>> start Data extract
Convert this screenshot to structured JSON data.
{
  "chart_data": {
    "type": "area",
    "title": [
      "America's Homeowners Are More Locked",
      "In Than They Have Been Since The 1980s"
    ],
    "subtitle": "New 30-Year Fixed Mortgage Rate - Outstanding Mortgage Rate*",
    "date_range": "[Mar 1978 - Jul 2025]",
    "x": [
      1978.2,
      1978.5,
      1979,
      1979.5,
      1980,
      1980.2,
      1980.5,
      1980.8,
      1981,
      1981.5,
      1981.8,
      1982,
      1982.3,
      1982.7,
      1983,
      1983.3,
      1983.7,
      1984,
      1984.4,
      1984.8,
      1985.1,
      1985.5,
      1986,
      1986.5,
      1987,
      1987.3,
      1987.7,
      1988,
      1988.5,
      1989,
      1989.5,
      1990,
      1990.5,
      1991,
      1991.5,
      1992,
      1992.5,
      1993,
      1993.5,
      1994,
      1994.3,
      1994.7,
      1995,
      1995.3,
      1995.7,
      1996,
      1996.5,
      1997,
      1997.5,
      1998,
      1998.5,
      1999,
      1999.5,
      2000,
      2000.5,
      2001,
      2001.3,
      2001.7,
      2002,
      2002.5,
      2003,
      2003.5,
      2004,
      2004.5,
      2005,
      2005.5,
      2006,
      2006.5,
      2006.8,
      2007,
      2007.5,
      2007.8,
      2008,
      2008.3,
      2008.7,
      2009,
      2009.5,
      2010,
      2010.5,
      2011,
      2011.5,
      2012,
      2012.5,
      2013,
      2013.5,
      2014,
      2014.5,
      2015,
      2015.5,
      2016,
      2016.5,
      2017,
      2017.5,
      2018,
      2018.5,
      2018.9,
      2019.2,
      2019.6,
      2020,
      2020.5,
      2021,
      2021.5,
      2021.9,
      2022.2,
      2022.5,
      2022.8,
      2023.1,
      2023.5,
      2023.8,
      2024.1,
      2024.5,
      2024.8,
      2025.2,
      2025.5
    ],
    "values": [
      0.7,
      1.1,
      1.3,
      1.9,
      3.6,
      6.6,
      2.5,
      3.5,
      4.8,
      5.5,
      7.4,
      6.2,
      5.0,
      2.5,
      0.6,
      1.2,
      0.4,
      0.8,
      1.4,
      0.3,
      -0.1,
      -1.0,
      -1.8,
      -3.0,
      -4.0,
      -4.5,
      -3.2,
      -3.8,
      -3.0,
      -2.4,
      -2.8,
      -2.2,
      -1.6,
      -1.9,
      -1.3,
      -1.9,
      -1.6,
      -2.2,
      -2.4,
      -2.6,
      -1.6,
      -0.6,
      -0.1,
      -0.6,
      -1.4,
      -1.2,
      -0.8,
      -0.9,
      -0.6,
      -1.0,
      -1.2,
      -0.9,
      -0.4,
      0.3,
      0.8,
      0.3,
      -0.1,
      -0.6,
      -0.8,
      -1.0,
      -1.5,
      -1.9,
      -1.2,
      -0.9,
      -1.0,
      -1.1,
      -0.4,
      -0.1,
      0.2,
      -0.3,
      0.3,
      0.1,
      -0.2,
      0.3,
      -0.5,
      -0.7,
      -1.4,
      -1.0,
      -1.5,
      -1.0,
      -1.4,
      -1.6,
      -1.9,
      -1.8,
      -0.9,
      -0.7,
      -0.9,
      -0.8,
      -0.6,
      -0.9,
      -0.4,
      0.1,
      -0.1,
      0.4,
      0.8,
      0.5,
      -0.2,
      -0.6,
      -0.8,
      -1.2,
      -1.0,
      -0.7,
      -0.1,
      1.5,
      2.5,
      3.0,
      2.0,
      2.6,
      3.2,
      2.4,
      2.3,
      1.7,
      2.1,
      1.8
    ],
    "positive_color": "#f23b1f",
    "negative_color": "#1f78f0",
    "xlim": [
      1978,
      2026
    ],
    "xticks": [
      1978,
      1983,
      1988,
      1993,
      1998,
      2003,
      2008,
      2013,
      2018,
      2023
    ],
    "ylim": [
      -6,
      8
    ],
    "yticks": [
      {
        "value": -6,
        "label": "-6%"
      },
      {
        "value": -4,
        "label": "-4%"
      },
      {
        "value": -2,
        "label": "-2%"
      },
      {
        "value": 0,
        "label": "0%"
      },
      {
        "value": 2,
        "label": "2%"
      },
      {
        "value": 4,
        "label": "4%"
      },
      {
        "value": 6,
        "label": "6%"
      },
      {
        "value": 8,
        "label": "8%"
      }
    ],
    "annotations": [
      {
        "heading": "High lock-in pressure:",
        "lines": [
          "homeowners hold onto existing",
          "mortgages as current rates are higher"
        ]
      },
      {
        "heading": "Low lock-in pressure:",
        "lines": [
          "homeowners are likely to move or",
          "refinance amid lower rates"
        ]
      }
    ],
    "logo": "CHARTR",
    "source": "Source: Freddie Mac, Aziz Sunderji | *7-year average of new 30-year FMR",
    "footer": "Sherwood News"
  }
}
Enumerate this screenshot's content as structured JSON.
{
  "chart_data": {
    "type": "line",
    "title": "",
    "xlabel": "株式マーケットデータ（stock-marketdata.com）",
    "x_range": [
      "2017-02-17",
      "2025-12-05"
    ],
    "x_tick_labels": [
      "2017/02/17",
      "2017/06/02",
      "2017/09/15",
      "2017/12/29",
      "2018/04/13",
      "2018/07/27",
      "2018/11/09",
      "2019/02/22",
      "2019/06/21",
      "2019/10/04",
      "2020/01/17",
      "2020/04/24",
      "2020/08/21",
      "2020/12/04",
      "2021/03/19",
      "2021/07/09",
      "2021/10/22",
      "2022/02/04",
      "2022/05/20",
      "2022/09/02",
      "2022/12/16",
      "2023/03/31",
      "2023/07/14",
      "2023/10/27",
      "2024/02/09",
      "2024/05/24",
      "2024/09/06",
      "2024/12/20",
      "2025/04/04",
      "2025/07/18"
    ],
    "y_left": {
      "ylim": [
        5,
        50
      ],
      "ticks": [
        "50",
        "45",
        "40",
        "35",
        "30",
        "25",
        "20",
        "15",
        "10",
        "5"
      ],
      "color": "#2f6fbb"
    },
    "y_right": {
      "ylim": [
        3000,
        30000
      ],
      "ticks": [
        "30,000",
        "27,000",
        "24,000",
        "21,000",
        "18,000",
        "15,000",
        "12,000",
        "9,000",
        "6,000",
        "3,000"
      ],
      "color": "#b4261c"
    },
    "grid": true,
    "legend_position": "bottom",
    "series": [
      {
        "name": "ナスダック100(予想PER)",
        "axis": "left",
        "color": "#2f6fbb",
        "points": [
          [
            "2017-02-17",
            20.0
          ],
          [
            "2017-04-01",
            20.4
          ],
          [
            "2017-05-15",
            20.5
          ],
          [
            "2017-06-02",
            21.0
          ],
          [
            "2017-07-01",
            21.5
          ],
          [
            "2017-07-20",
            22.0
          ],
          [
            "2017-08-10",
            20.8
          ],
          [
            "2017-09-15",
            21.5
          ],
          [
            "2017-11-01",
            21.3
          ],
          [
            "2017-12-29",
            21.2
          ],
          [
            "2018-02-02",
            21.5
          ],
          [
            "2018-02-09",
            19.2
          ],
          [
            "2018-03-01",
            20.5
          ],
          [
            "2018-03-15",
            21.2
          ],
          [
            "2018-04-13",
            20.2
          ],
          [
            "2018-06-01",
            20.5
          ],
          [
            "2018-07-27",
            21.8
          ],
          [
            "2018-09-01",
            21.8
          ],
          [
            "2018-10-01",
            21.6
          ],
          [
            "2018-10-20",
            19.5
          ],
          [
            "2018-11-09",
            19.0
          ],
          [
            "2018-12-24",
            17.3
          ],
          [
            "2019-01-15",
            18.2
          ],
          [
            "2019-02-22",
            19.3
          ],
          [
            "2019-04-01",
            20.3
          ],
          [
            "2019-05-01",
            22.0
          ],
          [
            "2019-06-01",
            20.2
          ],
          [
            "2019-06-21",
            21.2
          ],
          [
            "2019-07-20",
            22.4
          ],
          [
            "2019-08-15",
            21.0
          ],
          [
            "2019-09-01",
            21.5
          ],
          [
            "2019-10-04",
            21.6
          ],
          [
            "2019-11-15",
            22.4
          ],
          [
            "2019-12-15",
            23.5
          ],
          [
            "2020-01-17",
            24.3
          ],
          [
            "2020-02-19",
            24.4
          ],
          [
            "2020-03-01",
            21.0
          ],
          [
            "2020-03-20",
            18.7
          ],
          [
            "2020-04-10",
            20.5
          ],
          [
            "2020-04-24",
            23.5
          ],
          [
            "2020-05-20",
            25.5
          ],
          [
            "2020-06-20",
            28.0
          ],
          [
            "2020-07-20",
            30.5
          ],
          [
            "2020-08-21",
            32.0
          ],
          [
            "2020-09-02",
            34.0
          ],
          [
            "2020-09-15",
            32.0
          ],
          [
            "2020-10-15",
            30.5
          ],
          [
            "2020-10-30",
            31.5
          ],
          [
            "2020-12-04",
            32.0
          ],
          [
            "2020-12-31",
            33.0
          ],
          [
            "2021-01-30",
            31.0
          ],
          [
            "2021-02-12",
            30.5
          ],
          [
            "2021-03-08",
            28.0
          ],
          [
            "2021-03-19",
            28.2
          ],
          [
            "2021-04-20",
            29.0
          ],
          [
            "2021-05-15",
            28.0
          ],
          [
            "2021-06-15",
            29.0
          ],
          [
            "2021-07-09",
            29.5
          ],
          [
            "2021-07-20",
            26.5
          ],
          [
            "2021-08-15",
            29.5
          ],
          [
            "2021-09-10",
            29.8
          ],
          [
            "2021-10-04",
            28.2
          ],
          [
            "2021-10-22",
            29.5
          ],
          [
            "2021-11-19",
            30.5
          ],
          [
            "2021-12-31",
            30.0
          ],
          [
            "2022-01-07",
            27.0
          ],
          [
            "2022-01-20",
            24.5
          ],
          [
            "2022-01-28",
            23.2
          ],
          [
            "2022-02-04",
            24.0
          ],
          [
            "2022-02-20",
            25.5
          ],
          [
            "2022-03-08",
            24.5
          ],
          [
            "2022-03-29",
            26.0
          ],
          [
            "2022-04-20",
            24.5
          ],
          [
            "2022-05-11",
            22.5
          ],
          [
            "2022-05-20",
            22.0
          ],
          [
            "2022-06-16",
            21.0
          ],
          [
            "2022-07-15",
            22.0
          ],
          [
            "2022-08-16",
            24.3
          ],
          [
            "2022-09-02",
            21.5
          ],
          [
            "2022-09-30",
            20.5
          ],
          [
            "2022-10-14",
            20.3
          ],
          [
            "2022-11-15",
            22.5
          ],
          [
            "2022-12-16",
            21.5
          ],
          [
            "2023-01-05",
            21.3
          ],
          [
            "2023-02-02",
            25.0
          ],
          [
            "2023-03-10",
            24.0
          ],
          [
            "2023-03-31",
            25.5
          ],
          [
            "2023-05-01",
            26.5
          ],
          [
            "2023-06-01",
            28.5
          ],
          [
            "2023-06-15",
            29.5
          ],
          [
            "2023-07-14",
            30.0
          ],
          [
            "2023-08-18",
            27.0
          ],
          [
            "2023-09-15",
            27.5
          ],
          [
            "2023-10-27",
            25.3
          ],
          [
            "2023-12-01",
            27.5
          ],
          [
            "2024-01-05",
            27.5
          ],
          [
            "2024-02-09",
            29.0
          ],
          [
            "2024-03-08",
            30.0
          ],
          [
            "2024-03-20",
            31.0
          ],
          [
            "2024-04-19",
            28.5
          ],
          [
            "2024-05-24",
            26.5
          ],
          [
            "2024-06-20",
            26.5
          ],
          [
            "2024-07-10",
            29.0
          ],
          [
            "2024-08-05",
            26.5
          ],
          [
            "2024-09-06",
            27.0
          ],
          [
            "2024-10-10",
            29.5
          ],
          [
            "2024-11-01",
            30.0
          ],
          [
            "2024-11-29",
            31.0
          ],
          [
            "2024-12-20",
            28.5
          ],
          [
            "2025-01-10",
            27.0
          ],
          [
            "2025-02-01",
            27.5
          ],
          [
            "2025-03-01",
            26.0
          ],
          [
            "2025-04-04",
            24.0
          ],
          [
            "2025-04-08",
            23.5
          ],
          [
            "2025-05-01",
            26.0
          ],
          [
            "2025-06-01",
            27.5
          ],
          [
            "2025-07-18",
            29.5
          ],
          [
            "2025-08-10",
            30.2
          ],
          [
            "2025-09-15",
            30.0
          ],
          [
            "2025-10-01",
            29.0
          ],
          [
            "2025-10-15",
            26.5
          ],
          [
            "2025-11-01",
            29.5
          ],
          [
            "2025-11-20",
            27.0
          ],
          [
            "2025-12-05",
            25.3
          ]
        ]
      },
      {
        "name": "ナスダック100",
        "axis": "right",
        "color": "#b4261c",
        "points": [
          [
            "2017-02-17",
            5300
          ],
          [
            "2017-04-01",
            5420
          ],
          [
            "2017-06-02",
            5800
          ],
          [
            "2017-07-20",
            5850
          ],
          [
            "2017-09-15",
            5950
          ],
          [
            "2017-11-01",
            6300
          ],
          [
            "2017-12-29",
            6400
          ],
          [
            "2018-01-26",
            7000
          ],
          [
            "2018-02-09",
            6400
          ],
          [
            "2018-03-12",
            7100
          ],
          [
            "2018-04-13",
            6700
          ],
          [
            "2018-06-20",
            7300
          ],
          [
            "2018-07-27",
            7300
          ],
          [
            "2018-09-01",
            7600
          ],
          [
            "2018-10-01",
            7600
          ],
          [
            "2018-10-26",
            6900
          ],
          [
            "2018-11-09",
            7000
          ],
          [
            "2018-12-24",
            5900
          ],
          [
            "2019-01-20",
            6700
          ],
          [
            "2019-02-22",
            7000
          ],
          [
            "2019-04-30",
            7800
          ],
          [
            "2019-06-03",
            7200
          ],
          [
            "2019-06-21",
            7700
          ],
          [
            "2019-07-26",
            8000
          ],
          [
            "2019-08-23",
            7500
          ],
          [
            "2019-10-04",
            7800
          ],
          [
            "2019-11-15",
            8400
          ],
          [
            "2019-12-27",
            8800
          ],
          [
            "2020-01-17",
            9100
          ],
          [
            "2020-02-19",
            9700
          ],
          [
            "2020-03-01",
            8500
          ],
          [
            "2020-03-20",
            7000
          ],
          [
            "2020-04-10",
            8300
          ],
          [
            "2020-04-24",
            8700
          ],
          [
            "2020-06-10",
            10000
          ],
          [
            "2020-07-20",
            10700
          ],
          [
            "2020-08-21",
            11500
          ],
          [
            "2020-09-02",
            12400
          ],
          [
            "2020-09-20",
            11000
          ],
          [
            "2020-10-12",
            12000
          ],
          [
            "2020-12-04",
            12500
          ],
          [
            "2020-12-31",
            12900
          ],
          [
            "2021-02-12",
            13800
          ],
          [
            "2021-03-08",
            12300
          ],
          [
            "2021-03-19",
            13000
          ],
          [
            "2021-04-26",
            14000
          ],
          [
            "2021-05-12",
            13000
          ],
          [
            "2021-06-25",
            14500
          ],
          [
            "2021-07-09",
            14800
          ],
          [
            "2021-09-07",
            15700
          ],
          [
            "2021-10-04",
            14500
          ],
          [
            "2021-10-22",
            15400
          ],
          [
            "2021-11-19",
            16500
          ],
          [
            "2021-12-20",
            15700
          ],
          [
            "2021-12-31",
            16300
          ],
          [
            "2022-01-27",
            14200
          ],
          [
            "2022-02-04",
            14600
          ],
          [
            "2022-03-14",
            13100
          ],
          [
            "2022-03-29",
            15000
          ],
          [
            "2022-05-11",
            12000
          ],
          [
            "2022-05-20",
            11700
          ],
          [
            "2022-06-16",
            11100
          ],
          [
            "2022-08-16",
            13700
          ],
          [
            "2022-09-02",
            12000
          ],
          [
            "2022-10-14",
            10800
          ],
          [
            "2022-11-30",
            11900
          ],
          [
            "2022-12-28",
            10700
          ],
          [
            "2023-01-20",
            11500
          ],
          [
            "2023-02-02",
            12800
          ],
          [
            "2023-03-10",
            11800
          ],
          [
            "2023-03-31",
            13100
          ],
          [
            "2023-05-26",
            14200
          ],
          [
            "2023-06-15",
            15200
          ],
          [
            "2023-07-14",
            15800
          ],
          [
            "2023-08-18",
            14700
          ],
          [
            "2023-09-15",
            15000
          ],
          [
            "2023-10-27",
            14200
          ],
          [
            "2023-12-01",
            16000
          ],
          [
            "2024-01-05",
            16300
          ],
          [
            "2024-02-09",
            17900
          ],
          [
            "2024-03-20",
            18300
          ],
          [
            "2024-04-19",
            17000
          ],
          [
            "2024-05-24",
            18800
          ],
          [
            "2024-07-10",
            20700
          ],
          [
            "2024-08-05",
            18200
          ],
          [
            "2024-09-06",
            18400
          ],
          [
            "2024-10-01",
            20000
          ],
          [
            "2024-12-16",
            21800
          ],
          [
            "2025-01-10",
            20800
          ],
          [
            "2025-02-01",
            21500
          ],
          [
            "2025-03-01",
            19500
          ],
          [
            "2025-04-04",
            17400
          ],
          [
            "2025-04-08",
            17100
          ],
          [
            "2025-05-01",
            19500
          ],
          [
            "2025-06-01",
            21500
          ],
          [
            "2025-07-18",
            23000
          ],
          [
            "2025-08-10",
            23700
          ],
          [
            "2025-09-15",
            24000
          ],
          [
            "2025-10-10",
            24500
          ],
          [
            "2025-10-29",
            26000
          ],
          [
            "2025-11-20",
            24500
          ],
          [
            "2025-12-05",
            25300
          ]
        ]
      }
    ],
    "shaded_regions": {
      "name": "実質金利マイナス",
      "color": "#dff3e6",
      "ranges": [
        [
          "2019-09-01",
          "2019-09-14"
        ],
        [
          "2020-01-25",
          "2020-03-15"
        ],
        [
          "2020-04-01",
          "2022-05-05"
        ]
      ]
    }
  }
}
>> end Data extract
■ Set task ■
From the records above, copy every line that holds the word "pressure".

■ Solution for this task ■
        "heading": "High lock-in pressure:",
        "heading": "Low lock-in pressure:",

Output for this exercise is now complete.